[Begin Input material]
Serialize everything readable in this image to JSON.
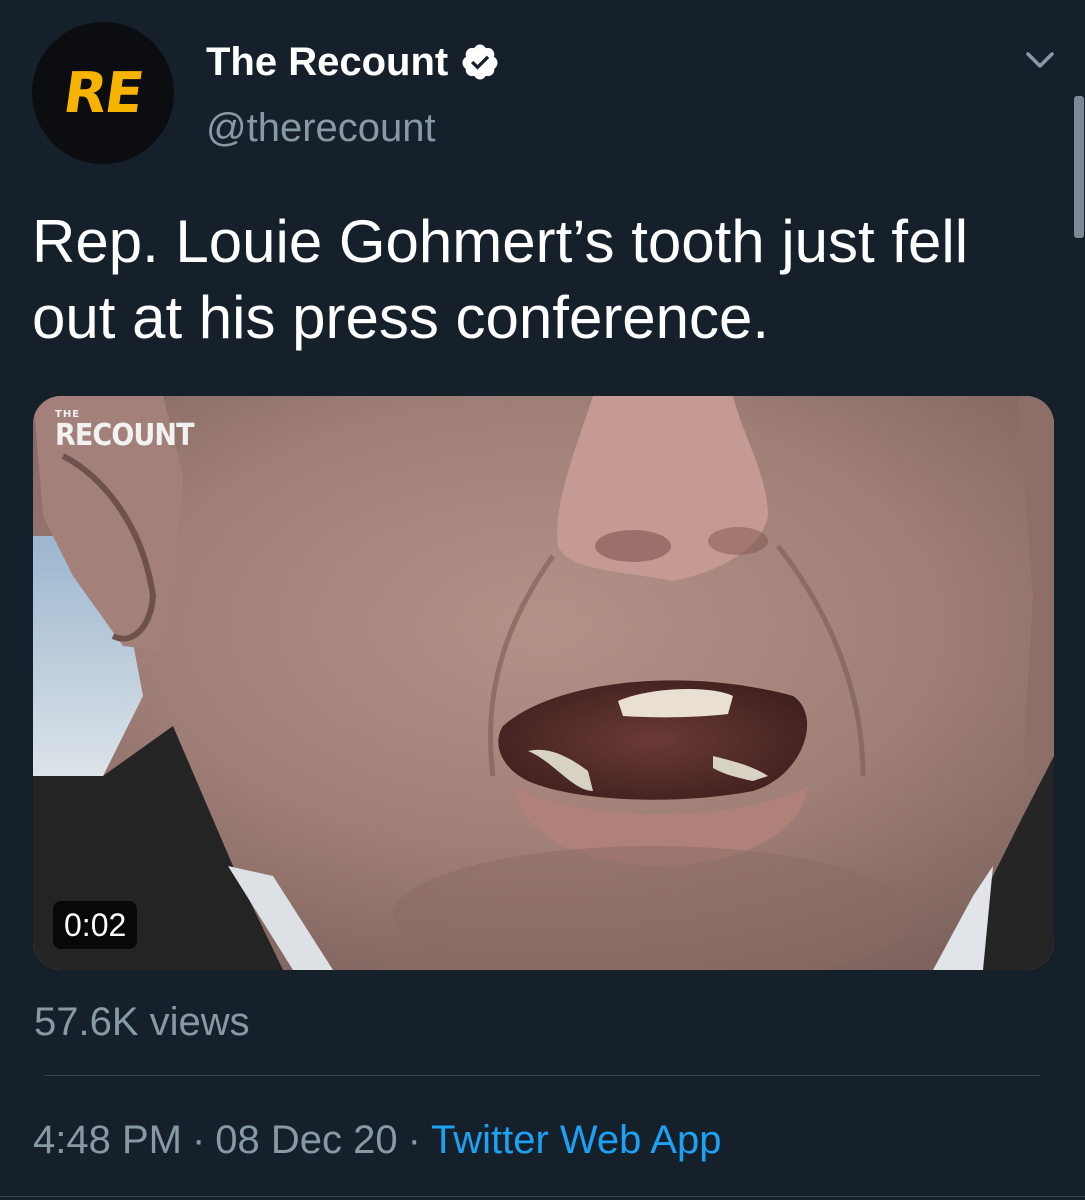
{
  "header": {
    "avatar_text": "RE",
    "display_name": "The Recount",
    "handle": "@therecount",
    "verified": true
  },
  "tweet": {
    "text": "Rep. Louie Gohmert’s tooth just fell out at his press conference."
  },
  "media": {
    "watermark_small": "THE",
    "watermark_large": "RECOUNT",
    "duration": "0:02"
  },
  "stats": {
    "views": "57.6K views"
  },
  "meta": {
    "time": "4:48 PM",
    "separator": "·",
    "date": "08 Dec 20",
    "source": "Twitter Web App"
  },
  "colors": {
    "background": "#15202b",
    "secondary_text": "#8899a6",
    "link": "#1da1f2",
    "avatar_accent": "#f6b400"
  },
  "icons": {
    "verified": "verified-badge-icon",
    "menu": "chevron-down-icon"
  }
}
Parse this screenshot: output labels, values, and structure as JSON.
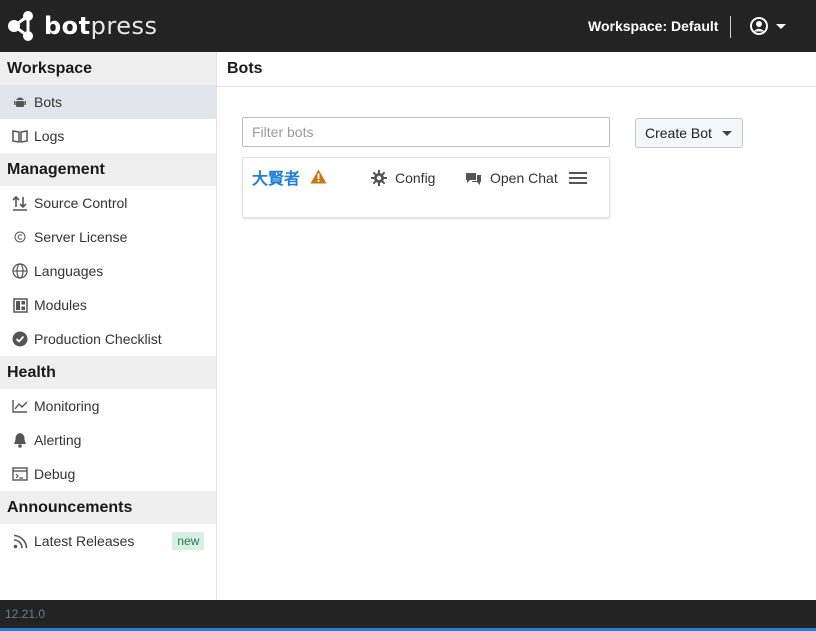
[End Input material]
[What this task involves] Reproduce the data word for word, excluding its pictures.

[Task result]
Serialize everything readable in this image to JSON.
{
  "header": {
    "avatar_text": "RE",
    "display_name": "The Recount",
    "handle": "@therecount",
    "verified": true
  },
  "tweet": {
    "text": "Rep. Louie Gohmert’s tooth just fell out at his press conference."
  },
  "media": {
    "watermark_small": "THE",
    "watermark_large": "RECOUNT",
    "duration": "0:02"
  },
  "stats": {
    "views": "57.6K views"
  },
  "meta": {
    "time": "4:48 PM",
    "separator": "·",
    "date": "08 Dec 20",
    "source": "Twitter Web App"
  },
  "colors": {
    "background": "#15202b",
    "secondary_text": "#8899a6",
    "link": "#1da1f2",
    "avatar_accent": "#f6b400"
  },
  "icons": {
    "verified": "verified-badge-icon",
    "menu": "chevron-down-icon"
  }
}
Parse this screenshot: output labels, values, and structure as JSON.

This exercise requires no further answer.